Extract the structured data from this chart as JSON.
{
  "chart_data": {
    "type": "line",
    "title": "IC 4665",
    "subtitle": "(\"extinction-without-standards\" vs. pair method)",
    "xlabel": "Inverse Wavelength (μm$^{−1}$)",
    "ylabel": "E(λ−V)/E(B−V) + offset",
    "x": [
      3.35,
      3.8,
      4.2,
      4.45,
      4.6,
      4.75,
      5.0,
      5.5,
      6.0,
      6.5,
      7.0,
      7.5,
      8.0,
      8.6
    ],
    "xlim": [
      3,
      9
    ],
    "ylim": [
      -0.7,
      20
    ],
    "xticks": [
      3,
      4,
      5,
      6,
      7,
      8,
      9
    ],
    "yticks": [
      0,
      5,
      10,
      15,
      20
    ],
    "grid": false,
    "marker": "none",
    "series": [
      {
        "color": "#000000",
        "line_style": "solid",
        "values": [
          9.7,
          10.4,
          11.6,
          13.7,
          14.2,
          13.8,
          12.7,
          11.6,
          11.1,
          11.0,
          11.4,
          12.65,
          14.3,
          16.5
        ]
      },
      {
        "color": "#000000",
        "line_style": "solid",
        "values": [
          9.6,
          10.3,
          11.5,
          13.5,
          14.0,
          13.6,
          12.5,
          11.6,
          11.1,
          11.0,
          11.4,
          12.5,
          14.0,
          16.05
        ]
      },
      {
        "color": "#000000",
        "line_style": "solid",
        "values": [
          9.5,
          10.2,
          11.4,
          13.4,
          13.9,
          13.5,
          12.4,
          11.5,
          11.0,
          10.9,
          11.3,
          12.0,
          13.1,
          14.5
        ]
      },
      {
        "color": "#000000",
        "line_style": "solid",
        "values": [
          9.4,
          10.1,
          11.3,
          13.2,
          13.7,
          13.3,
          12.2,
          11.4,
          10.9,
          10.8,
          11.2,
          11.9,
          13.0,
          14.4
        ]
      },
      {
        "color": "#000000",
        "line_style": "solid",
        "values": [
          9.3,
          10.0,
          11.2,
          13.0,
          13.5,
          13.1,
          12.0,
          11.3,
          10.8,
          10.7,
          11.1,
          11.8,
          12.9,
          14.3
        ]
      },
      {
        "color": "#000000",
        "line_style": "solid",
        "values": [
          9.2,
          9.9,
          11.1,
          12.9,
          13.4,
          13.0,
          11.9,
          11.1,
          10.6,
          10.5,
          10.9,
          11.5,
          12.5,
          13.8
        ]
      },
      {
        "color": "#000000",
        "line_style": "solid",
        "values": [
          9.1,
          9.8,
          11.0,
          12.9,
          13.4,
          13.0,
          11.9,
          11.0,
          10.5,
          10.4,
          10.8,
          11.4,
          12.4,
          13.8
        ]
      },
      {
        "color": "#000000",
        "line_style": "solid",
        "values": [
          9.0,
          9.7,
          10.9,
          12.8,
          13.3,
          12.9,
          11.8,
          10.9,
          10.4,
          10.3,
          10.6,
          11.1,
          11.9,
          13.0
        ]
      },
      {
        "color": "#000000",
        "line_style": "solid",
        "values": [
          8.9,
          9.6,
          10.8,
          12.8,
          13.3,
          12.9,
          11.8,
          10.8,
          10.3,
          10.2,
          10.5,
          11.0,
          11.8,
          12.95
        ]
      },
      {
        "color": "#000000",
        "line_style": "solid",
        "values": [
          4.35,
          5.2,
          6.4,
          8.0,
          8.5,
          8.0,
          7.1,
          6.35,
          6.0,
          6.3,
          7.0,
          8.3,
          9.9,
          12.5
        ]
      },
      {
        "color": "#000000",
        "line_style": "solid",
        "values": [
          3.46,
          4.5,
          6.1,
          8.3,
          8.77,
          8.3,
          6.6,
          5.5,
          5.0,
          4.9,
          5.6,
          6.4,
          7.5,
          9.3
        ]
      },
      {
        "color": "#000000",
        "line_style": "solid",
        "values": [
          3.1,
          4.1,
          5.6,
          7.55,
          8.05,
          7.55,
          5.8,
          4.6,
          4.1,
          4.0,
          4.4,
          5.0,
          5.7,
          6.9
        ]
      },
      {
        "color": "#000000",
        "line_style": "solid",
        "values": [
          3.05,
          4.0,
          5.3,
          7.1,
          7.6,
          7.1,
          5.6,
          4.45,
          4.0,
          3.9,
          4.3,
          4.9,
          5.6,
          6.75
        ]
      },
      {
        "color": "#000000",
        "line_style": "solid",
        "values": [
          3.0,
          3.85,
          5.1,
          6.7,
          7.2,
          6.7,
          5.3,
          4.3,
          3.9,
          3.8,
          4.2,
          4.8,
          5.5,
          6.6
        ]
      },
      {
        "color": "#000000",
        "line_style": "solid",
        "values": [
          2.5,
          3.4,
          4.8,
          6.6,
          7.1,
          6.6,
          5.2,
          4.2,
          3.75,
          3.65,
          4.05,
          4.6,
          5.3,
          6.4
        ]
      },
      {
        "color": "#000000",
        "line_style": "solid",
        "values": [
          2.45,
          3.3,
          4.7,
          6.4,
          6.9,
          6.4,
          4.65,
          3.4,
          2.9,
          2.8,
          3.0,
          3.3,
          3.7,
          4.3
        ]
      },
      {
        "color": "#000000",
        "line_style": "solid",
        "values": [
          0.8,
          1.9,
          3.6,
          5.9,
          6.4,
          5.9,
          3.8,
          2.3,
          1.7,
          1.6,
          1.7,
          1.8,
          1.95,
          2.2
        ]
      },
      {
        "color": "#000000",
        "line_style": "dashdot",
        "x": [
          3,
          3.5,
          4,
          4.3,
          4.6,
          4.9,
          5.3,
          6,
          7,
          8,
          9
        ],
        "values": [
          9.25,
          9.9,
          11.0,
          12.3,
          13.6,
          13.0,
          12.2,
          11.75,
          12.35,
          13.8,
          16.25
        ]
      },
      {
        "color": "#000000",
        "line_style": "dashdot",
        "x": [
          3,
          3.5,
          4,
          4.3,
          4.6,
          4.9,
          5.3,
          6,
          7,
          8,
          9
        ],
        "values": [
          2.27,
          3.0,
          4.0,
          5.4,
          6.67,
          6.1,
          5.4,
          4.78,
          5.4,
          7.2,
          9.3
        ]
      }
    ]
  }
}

- [PROBLEM DESCRIPTION]: Copy out the whole listing exactly; please set it all down.

- [TASK ANSWER]:
Extract the structured data from this chart as JSON.
{
  "chart_data": {
    "type": "line",
    "title": "IC 4665",
    "subtitle": "(\"extinction-without-standards\" vs. pair method)",
    "xlabel": "Inverse Wavelength (μm$^{−1}$)",
    "ylabel": "E(λ−V)/E(B−V) + offset",
    "x": [
      3.35,
      3.8,
      4.2,
      4.45,
      4.6,
      4.75,
      5.0,
      5.5,
      6.0,
      6.5,
      7.0,
      7.5,
      8.0,
      8.6
    ],
    "xlim": [
      3,
      9
    ],
    "ylim": [
      -0.7,
      20
    ],
    "xticks": [
      3,
      4,
      5,
      6,
      7,
      8,
      9
    ],
    "yticks": [
      0,
      5,
      10,
      15,
      20
    ],
    "grid": false,
    "marker": "none",
    "series": [
      {
        "color": "#000000",
        "line_style": "solid",
        "values": [
          9.7,
          10.4,
          11.6,
          13.7,
          14.2,
          13.8,
          12.7,
          11.6,
          11.1,
          11.0,
          11.4,
          12.65,
          14.3,
          16.5
        ]
      },
      {
        "color": "#000000",
        "line_style": "solid",
        "values": [
          9.6,
          10.3,
          11.5,
          13.5,
          14.0,
          13.6,
          12.5,
          11.6,
          11.1,
          11.0,
          11.4,
          12.5,
          14.0,
          16.05
        ]
      },
      {
        "color": "#000000",
        "line_style": "solid",
        "values": [
          9.5,
          10.2,
          11.4,
          13.4,
          13.9,
          13.5,
          12.4,
          11.5,
          11.0,
          10.9,
          11.3,
          12.0,
          13.1,
          14.5
        ]
      },
      {
        "color": "#000000",
        "line_style": "solid",
        "values": [
          9.4,
          10.1,
          11.3,
          13.2,
          13.7,
          13.3,
          12.2,
          11.4,
          10.9,
          10.8,
          11.2,
          11.9,
          13.0,
          14.4
        ]
      },
      {
        "color": "#000000",
        "line_style": "solid",
        "values": [
          9.3,
          10.0,
          11.2,
          13.0,
          13.5,
          13.1,
          12.0,
          11.3,
          10.8,
          10.7,
          11.1,
          11.8,
          12.9,
          14.3
        ]
      },
      {
        "color": "#000000",
        "line_style": "solid",
        "values": [
          9.2,
          9.9,
          11.1,
          12.9,
          13.4,
          13.0,
          11.9,
          11.1,
          10.6,
          10.5,
          10.9,
          11.5,
          12.5,
          13.8
        ]
      },
      {
        "color": "#000000",
        "line_style": "solid",
        "values": [
          9.1,
          9.8,
          11.0,
          12.9,
          13.4,
          13.0,
          11.9,
          11.0,
          10.5,
          10.4,
          10.8,
          11.4,
          12.4,
          13.8
        ]
      },
      {
        "color": "#000000",
        "line_style": "solid",
        "values": [
          9.0,
          9.7,
          10.9,
          12.8,
          13.3,
          12.9,
          11.8,
          10.9,
          10.4,
          10.3,
          10.6,
          11.1,
          11.9,
          13.0
        ]
      },
      {
        "color": "#000000",
        "line_style": "solid",
        "values": [
          8.9,
          9.6,
          10.8,
          12.8,
          13.3,
          12.9,
          11.8,
          10.8,
          10.3,
          10.2,
          10.5,
          11.0,
          11.8,
          12.95
        ]
      },
      {
        "color": "#000000",
        "line_style": "solid",
        "values": [
          4.35,
          5.2,
          6.4,
          8.0,
          8.5,
          8.0,
          7.1,
          6.35,
          6.0,
          6.3,
          7.0,
          8.3,
          9.9,
          12.5
        ]
      },
      {
        "color": "#000000",
        "line_style": "solid",
        "values": [
          3.46,
          4.5,
          6.1,
          8.3,
          8.77,
          8.3,
          6.6,
          5.5,
          5.0,
          4.9,
          5.6,
          6.4,
          7.5,
          9.3
        ]
      },
      {
        "color": "#000000",
        "line_style": "solid",
        "values": [
          3.1,
          4.1,
          5.6,
          7.55,
          8.05,
          7.55,
          5.8,
          4.6,
          4.1,
          4.0,
          4.4,
          5.0,
          5.7,
          6.9
        ]
      },
      {
        "color": "#000000",
        "line_style": "solid",
        "values": [
          3.05,
          4.0,
          5.3,
          7.1,
          7.6,
          7.1,
          5.6,
          4.45,
          4.0,
          3.9,
          4.3,
          4.9,
          5.6,
          6.75
        ]
      },
      {
        "color": "#000000",
        "line_style": "solid",
        "values": [
          3.0,
          3.85,
          5.1,
          6.7,
          7.2,
          6.7,
          5.3,
          4.3,
          3.9,
          3.8,
          4.2,
          4.8,
          5.5,
          6.6
        ]
      },
      {
        "color": "#000000",
        "line_style": "solid",
        "values": [
          2.5,
          3.4,
          4.8,
          6.6,
          7.1,
          6.6,
          5.2,
          4.2,
          3.75,
          3.65,
          4.05,
          4.6,
          5.3,
          6.4
        ]
      },
      {
        "color": "#000000",
        "line_style": "solid",
        "values": [
          2.45,
          3.3,
          4.7,
          6.4,
          6.9,
          6.4,
          4.65,
          3.4,
          2.9,
          2.8,
          3.0,
          3.3,
          3.7,
          4.3
        ]
      },
      {
        "color": "#000000",
        "line_style": "solid",
        "values": [
          0.8,
          1.9,
          3.6,
          5.9,
          6.4,
          5.9,
          3.8,
          2.3,
          1.7,
          1.6,
          1.7,
          1.8,
          1.95,
          2.2
        ]
      },
      {
        "color": "#000000",
        "line_style": "dashdot",
        "x": [
          3,
          3.5,
          4,
          4.3,
          4.6,
          4.9,
          5.3,
          6,
          7,
          8,
          9
        ],
        "values": [
          9.25,
          9.9,
          11.0,
          12.3,
          13.6,
          13.0,
          12.2,
          11.75,
          12.35,
          13.8,
          16.25
        ]
      },
      {
        "color": "#000000",
        "line_style": "dashdot",
        "x": [
          3,
          3.5,
          4,
          4.3,
          4.6,
          4.9,
          5.3,
          6,
          7,
          8,
          9
        ],
        "values": [
          2.27,
          3.0,
          4.0,
          5.4,
          6.67,
          6.1,
          5.4,
          4.78,
          5.4,
          7.2,
          9.3
        ]
      }
    ]
  }
}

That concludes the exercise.